Skip the pictures and repeat each line of the data exactly.

Document page text data:
*** Block opens ***

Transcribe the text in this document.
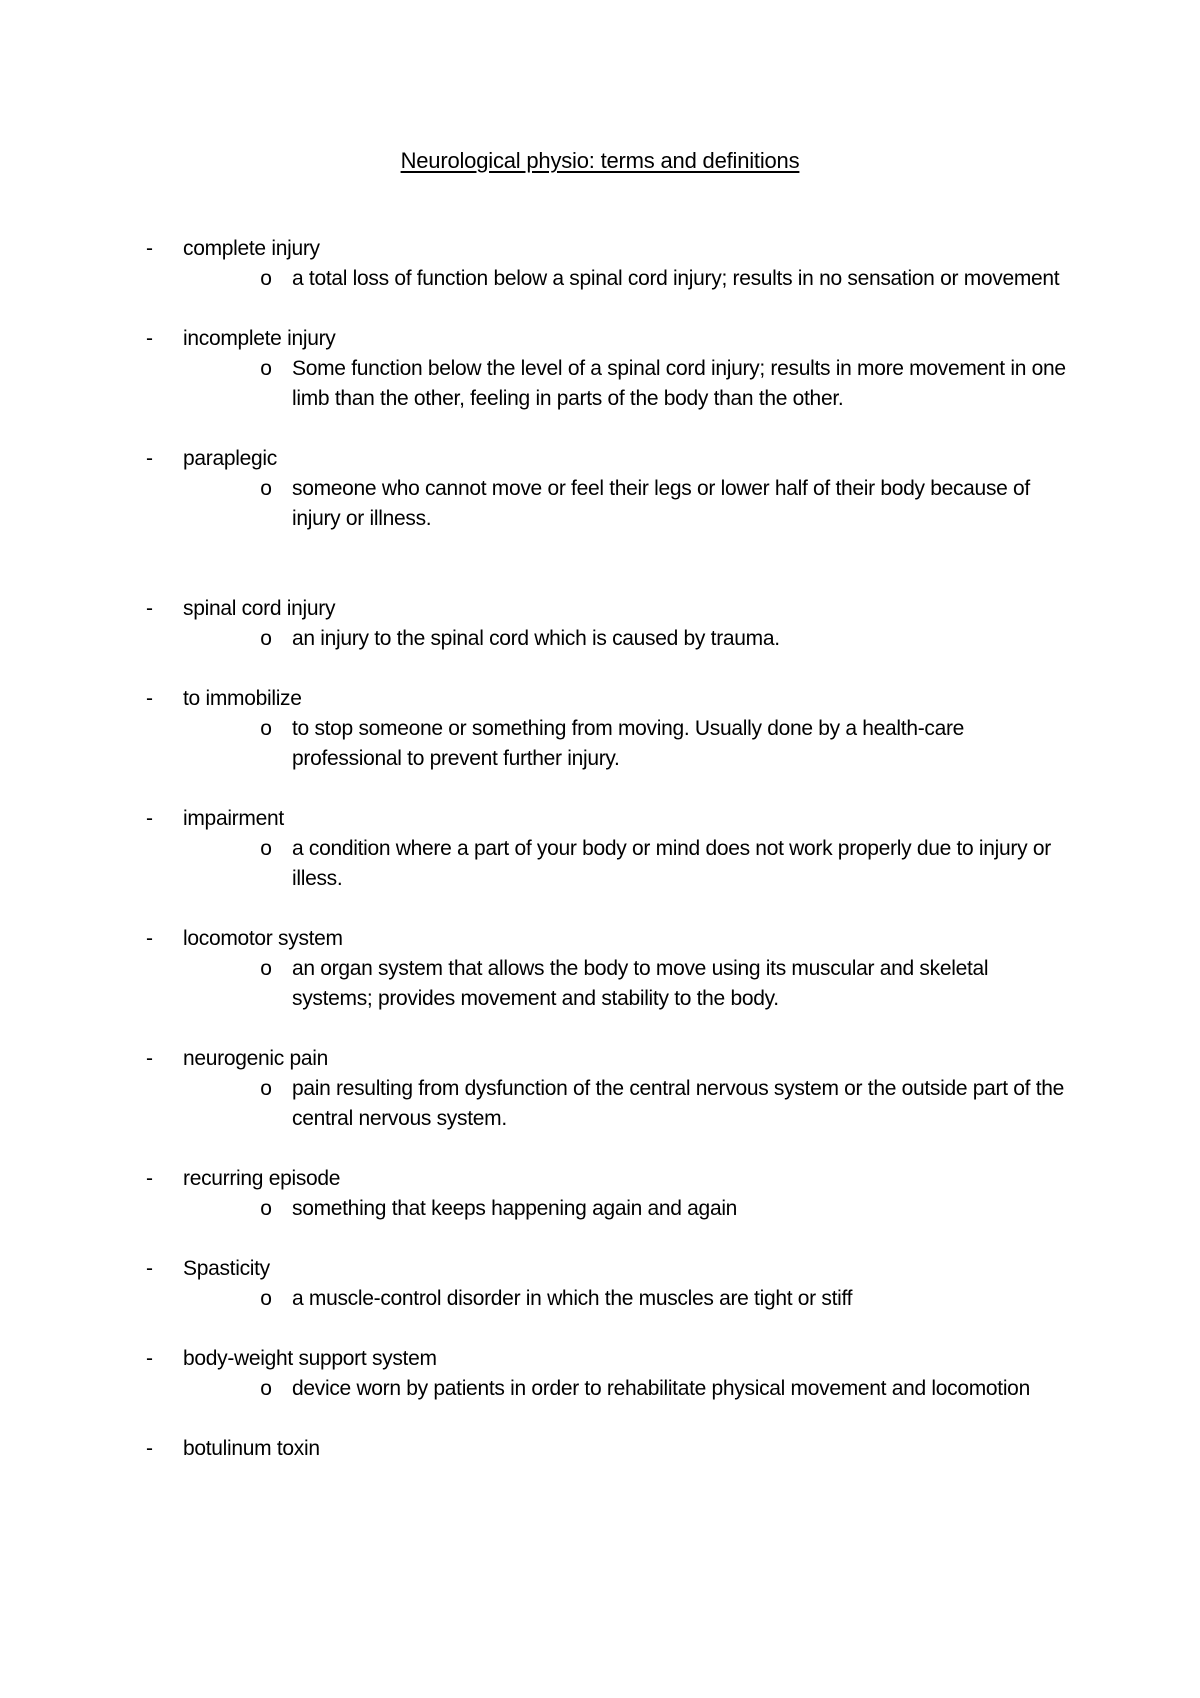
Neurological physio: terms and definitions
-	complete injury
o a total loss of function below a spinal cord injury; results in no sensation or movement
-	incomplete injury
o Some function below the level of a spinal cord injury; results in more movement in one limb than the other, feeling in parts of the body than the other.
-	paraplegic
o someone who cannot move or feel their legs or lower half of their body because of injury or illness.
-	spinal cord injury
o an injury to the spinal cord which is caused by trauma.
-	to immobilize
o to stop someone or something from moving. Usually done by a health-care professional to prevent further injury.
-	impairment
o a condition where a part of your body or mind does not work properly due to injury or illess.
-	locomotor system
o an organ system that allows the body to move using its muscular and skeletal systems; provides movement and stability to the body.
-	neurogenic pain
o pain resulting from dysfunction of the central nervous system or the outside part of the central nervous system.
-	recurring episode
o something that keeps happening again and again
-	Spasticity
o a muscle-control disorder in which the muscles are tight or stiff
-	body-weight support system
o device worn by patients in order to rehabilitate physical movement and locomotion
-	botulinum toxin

*** Block closes ***

**Answer box:**
Transcribe the text in this document.
Neurological physio: terms and definitions
-	complete injury
o a total loss of function below a spinal cord injury; results in no sensation or movement
-	incomplete injury
o Some function below the level of a spinal cord injury; results in more movement in one limb than the other, feeling in parts of the body than the other.
-	paraplegic
o someone who cannot move or feel their legs or lower half of their body because of injury or illness.
-	spinal cord injury
o an injury to the spinal cord which is caused by trauma.
-	to immobilize
o to stop someone or something from moving. Usually done by a health-care professional to prevent further injury.
-	impairment
o a condition where a part of your body or mind does not work properly due to injury or illess.
-	locomotor system
o an organ system that allows the body to move using its muscular and skeletal systems; provides movement and stability to the body.
-	neurogenic pain
o pain resulting from dysfunction of the central nervous system or the outside part of the central nervous system.
-	recurring episode
o something that keeps happening again and again
-	Spasticity
o a muscle-control disorder in which the muscles are tight or stiff
-	body-weight support system
o device worn by patients in order to rehabilitate physical movement and locomotion
-	botulinum toxin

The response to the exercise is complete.